● Work to be completed
Each line below is to be written out in full, exactly as shown.

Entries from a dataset
☆ ☆ ☆ ☆ ☆ ☆ ☆

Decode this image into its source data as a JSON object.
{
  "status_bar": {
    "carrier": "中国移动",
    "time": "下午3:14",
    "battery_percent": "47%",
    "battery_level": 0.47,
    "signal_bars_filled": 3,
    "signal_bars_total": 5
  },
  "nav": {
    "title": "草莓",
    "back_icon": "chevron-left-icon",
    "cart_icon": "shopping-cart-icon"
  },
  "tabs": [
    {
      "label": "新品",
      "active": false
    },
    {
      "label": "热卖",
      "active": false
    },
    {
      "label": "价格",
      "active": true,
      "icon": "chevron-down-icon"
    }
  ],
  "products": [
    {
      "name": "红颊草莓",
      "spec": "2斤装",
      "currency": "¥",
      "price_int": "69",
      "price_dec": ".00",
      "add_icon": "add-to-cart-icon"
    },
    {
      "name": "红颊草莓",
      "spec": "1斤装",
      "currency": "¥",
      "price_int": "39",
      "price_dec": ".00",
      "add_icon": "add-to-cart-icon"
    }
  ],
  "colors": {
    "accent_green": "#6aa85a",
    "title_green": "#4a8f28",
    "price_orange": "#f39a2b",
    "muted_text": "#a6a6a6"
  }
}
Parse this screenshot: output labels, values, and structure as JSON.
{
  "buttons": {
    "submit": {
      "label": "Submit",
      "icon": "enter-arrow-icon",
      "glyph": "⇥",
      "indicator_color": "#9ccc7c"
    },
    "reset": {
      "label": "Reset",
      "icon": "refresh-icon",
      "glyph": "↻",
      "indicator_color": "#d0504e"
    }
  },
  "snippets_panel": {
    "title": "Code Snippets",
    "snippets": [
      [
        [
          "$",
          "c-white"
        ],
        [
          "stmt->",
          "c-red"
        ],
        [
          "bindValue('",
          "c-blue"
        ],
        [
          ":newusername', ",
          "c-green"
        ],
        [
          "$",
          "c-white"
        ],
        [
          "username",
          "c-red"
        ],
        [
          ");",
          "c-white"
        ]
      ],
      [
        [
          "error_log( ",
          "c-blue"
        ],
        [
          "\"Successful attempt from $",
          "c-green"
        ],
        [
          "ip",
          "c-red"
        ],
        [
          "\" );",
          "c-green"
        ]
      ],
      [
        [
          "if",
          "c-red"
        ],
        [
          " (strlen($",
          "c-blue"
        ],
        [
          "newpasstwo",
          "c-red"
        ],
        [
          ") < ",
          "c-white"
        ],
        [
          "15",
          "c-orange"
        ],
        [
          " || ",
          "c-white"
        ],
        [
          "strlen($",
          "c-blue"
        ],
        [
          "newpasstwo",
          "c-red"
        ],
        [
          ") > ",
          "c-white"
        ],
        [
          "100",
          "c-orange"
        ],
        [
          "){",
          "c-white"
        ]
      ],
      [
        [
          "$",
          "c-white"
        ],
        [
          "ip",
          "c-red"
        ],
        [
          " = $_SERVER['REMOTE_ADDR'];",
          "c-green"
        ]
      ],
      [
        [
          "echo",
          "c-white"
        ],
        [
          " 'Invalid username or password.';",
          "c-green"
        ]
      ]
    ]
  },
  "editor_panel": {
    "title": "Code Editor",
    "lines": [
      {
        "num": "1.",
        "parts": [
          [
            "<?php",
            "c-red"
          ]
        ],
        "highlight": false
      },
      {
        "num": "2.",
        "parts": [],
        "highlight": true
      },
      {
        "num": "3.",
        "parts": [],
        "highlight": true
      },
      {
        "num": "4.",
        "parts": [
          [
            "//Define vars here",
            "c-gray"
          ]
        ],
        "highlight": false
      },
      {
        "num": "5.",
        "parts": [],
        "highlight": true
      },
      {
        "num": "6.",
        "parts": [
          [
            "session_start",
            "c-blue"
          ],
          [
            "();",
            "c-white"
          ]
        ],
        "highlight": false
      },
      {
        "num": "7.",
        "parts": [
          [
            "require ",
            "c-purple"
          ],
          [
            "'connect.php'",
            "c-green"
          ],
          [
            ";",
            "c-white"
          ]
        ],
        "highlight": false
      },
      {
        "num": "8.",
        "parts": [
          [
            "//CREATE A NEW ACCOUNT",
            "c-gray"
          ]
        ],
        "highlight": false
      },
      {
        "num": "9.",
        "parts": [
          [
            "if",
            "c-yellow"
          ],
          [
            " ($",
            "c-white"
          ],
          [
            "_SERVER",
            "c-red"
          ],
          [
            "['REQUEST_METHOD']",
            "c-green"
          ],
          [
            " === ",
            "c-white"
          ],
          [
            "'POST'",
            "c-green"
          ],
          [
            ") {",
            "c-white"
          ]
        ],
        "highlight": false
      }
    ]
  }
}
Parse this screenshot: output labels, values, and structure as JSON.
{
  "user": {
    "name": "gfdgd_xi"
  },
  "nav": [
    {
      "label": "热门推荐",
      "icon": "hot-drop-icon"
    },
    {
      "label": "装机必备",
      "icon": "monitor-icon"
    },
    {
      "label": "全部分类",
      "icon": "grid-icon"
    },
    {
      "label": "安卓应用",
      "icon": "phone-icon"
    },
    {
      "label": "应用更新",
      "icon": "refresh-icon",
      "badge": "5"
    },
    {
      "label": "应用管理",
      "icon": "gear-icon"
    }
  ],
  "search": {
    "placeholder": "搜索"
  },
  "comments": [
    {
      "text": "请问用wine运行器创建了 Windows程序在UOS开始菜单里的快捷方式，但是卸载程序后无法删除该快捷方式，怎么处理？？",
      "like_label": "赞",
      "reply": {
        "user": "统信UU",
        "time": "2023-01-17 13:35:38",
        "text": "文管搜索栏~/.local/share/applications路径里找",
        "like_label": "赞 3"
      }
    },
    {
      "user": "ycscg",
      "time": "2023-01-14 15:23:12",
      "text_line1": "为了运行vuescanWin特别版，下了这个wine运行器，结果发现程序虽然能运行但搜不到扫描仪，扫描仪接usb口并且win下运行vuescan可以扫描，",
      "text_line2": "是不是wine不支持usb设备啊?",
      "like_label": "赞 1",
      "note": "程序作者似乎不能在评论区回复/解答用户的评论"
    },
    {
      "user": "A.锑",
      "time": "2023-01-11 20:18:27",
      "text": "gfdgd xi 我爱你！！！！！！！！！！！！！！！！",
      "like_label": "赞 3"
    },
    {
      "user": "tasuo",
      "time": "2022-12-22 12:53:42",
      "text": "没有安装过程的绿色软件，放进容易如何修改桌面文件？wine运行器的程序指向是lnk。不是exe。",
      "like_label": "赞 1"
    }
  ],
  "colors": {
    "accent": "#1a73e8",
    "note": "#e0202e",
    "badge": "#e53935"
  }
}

☆ ☆ ☆ ☆ ☆ ☆ ☆

● Task solution
Decode this image into its source data as a JSON object.
{
  "status_bar": {
    "carrier": "中国移动",
    "time": "下午3:14",
    "battery_percent": "47%",
    "battery_level": 0.47,
    "signal_bars_filled": 3,
    "signal_bars_total": 5
  },
  "nav": {
    "title": "草莓",
    "back_icon": "chevron-left-icon",
    "cart_icon": "shopping-cart-icon"
  },
  "tabs": [
    {
      "label": "新品",
      "active": false
    },
    {
      "label": "热卖",
      "active": false
    },
    {
      "label": "价格",
      "active": true,
      "icon": "chevron-down-icon"
    }
  ],
  "products": [
    {
      "name": "红颊草莓",
      "spec": "2斤装",
      "currency": "¥",
      "price_int": "69",
      "price_dec": ".00",
      "add_icon": "add-to-cart-icon"
    },
    {
      "name": "红颊草莓",
      "spec": "1斤装",
      "currency": "¥",
      "price_int": "39",
      "price_dec": ".00",
      "add_icon": "add-to-cart-icon"
    }
  ],
  "colors": {
    "accent_green": "#6aa85a",
    "title_green": "#4a8f28",
    "price_orange": "#f39a2b",
    "muted_text": "#a6a6a6"
  }
}
Parse this screenshot: output labels, values, and structure as JSON.
{
  "buttons": {
    "submit": {
      "label": "Submit",
      "icon": "enter-arrow-icon",
      "glyph": "⇥",
      "indicator_color": "#9ccc7c"
    },
    "reset": {
      "label": "Reset",
      "icon": "refresh-icon",
      "glyph": "↻",
      "indicator_color": "#d0504e"
    }
  },
  "snippets_panel": {
    "title": "Code Snippets",
    "snippets": [
      [
        [
          "$",
          "c-white"
        ],
        [
          "stmt->",
          "c-red"
        ],
        [
          "bindValue('",
          "c-blue"
        ],
        [
          ":newusername', ",
          "c-green"
        ],
        [
          "$",
          "c-white"
        ],
        [
          "username",
          "c-red"
        ],
        [
          ");",
          "c-white"
        ]
      ],
      [
        [
          "error_log( ",
          "c-blue"
        ],
        [
          "\"Successful attempt from $",
          "c-green"
        ],
        [
          "ip",
          "c-red"
        ],
        [
          "\" );",
          "c-green"
        ]
      ],
      [
        [
          "if",
          "c-red"
        ],
        [
          " (strlen($",
          "c-blue"
        ],
        [
          "newpasstwo",
          "c-red"
        ],
        [
          ") < ",
          "c-white"
        ],
        [
          "15",
          "c-orange"
        ],
        [
          " || ",
          "c-white"
        ],
        [
          "strlen($",
          "c-blue"
        ],
        [
          "newpasstwo",
          "c-red"
        ],
        [
          ") > ",
          "c-white"
        ],
        [
          "100",
          "c-orange"
        ],
        [
          "){",
          "c-white"
        ]
      ],
      [
        [
          "$",
          "c-white"
        ],
        [
          "ip",
          "c-red"
        ],
        [
          " = $_SERVER['REMOTE_ADDR'];",
          "c-green"
        ]
      ],
      [
        [
          "echo",
          "c-white"
        ],
        [
          " 'Invalid username or password.';",
          "c-green"
        ]
      ]
    ]
  },
  "editor_panel": {
    "title": "Code Editor",
    "lines": [
      {
        "num": "1.",
        "parts": [
          [
            "<?php",
            "c-red"
          ]
        ],
        "highlight": false
      },
      {
        "num": "2.",
        "parts": [],
        "highlight": true
      },
      {
        "num": "3.",
        "parts": [],
        "highlight": true
      },
      {
        "num": "4.",
        "parts": [
          [
            "//Define vars here",
            "c-gray"
          ]
        ],
        "highlight": false
      },
      {
        "num": "5.",
        "parts": [],
        "highlight": true
      },
      {
        "num": "6.",
        "parts": [
          [
            "session_start",
            "c-blue"
          ],
          [
            "();",
            "c-white"
          ]
        ],
        "highlight": false
      },
      {
        "num": "7.",
        "parts": [
          [
            "require ",
            "c-purple"
          ],
          [
            "'connect.php'",
            "c-green"
          ],
          [
            ";",
            "c-white"
          ]
        ],
        "highlight": false
      },
      {
        "num": "8.",
        "parts": [
          [
            "//CREATE A NEW ACCOUNT",
            "c-gray"
          ]
        ],
        "highlight": false
      },
      {
        "num": "9.",
        "parts": [
          [
            "if",
            "c-yellow"
          ],
          [
            " ($",
            "c-white"
          ],
          [
            "_SERVER",
            "c-red"
          ],
          [
            "['REQUEST_METHOD']",
            "c-green"
          ],
          [
            " === ",
            "c-white"
          ],
          [
            "'POST'",
            "c-green"
          ],
          [
            ") {",
            "c-white"
          ]
        ],
        "highlight": false
      }
    ]
  }
}
Parse this screenshot: output labels, values, and structure as JSON.
{
  "user": {
    "name": "gfdgd_xi"
  },
  "nav": [
    {
      "label": "热门推荐",
      "icon": "hot-drop-icon"
    },
    {
      "label": "装机必备",
      "icon": "monitor-icon"
    },
    {
      "label": "全部分类",
      "icon": "grid-icon"
    },
    {
      "label": "安卓应用",
      "icon": "phone-icon"
    },
    {
      "label": "应用更新",
      "icon": "refresh-icon",
      "badge": "5"
    },
    {
      "label": "应用管理",
      "icon": "gear-icon"
    }
  ],
  "search": {
    "placeholder": "搜索"
  },
  "comments": [
    {
      "text": "请问用wine运行器创建了 Windows程序在UOS开始菜单里的快捷方式，但是卸载程序后无法删除该快捷方式，怎么处理？？",
      "like_label": "赞",
      "reply": {
        "user": "统信UU",
        "time": "2023-01-17 13:35:38",
        "text": "文管搜索栏~/.local/share/applications路径里找",
        "like_label": "赞 3"
      }
    },
    {
      "user": "ycscg",
      "time": "2023-01-14 15:23:12",
      "text_line1": "为了运行vuescanWin特别版，下了这个wine运行器，结果发现程序虽然能运行但搜不到扫描仪，扫描仪接usb口并且win下运行vuescan可以扫描，",
      "text_line2": "是不是wine不支持usb设备啊?",
      "like_label": "赞 1",
      "note": "程序作者似乎不能在评论区回复/解答用户的评论"
    },
    {
      "user": "A.锑",
      "time": "2023-01-11 20:18:27",
      "text": "gfdgd xi 我爱你！！！！！！！！！！！！！！！！",
      "like_label": "赞 3"
    },
    {
      "user": "tasuo",
      "time": "2022-12-22 12:53:42",
      "text": "没有安装过程的绿色软件，放进容易如何修改桌面文件？wine运行器的程序指向是lnk。不是exe。",
      "like_label": "赞 1"
    }
  ],
  "colors": {
    "accent": "#1a73e8",
    "note": "#e0202e",
    "badge": "#e53935"
  }
}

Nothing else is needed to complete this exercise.